WHAT IS REQUIRED ▸
Reproduce the following rows verbatim, keeping every line in its original order.

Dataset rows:

>>>

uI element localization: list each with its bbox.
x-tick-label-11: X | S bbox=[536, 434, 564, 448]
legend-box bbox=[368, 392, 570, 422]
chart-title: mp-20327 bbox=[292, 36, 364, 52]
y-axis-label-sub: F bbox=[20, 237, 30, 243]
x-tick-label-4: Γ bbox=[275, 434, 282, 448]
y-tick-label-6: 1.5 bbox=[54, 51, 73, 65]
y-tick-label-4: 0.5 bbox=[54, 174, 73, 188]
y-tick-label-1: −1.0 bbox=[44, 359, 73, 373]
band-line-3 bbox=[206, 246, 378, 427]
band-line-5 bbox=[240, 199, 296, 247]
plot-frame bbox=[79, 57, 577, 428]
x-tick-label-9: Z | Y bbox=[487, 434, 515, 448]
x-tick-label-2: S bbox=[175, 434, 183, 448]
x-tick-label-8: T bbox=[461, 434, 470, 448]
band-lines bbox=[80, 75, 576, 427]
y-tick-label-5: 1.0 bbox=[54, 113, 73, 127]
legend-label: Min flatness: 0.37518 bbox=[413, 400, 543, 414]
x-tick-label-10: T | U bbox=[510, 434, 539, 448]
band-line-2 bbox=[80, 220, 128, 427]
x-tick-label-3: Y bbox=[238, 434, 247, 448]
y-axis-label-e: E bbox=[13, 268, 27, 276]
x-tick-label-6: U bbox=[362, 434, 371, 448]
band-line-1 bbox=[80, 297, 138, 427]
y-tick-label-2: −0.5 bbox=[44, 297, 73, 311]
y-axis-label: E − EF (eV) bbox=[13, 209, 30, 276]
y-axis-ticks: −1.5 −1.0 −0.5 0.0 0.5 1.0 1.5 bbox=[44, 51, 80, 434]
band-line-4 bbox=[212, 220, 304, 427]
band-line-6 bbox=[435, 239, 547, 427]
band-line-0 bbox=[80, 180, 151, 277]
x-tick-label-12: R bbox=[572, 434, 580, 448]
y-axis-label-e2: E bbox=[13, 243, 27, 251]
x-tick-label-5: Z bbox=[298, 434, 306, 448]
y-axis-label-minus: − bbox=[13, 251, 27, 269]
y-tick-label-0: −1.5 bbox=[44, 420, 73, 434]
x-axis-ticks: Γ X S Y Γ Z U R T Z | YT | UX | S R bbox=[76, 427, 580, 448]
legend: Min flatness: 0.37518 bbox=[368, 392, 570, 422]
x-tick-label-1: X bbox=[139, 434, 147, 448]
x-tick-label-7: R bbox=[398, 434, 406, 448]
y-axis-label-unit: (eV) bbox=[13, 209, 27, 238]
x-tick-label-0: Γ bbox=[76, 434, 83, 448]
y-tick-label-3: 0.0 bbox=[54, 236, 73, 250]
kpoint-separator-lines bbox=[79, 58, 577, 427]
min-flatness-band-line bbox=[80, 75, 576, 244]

<<<

OUTPUT OF THE TASK ▸
uI element localization: list each with its bbox.
x-tick-label-11: X | S bbox=[536, 434, 564, 448]
legend-box bbox=[368, 392, 570, 422]
chart-title: mp-20327 bbox=[292, 36, 364, 52]
y-axis-label-sub: F bbox=[20, 237, 30, 243]
x-tick-label-4: Γ bbox=[275, 434, 282, 448]
y-tick-label-6: 1.5 bbox=[54, 51, 73, 65]
y-tick-label-4: 0.5 bbox=[54, 174, 73, 188]
y-tick-label-1: −1.0 bbox=[44, 359, 73, 373]
band-line-3 bbox=[206, 246, 378, 427]
band-line-5 bbox=[240, 199, 296, 247]
plot-frame bbox=[79, 57, 577, 428]
x-tick-label-9: Z | Y bbox=[487, 434, 515, 448]
x-tick-label-2: S bbox=[175, 434, 183, 448]
x-tick-label-8: T bbox=[461, 434, 470, 448]
band-lines bbox=[80, 75, 576, 427]
y-tick-label-5: 1.0 bbox=[54, 113, 73, 127]
legend-label: Min flatness: 0.37518 bbox=[413, 400, 543, 414]
x-tick-label-10: T | U bbox=[510, 434, 539, 448]
band-line-2 bbox=[80, 220, 128, 427]
x-tick-label-3: Y bbox=[238, 434, 247, 448]
y-axis-label-e: E bbox=[13, 268, 27, 276]
x-tick-label-6: U bbox=[362, 434, 371, 448]
band-line-1 bbox=[80, 297, 138, 427]
y-tick-label-2: −0.5 bbox=[44, 297, 73, 311]
y-axis-label: E − EF (eV) bbox=[13, 209, 30, 276]
y-axis-ticks: −1.5 −1.0 −0.5 0.0 0.5 1.0 1.5 bbox=[44, 51, 80, 434]
band-line-4 bbox=[212, 220, 304, 427]
band-line-6 bbox=[435, 239, 547, 427]
band-line-0 bbox=[80, 180, 151, 277]
x-tick-label-12: R bbox=[572, 434, 580, 448]
y-axis-label-e2: E bbox=[13, 243, 27, 251]
x-tick-label-5: Z bbox=[298, 434, 306, 448]
y-axis-label-minus: − bbox=[13, 251, 27, 269]
y-tick-label-0: −1.5 bbox=[44, 420, 73, 434]
x-axis-ticks: Γ X S Y Γ Z U R T Z | YT | UX | S R bbox=[76, 427, 580, 448]
legend: Min flatness: 0.37518 bbox=[368, 392, 570, 422]
x-tick-label-1: X bbox=[139, 434, 147, 448]
x-tick-label-7: R bbox=[398, 434, 406, 448]
y-axis-label-unit: (eV) bbox=[13, 209, 27, 238]
x-tick-label-0: Γ bbox=[76, 434, 83, 448]
y-tick-label-3: 0.0 bbox=[54, 236, 73, 250]
kpoint-separator-lines bbox=[79, 58, 577, 427]
min-flatness-band-line bbox=[80, 75, 576, 244]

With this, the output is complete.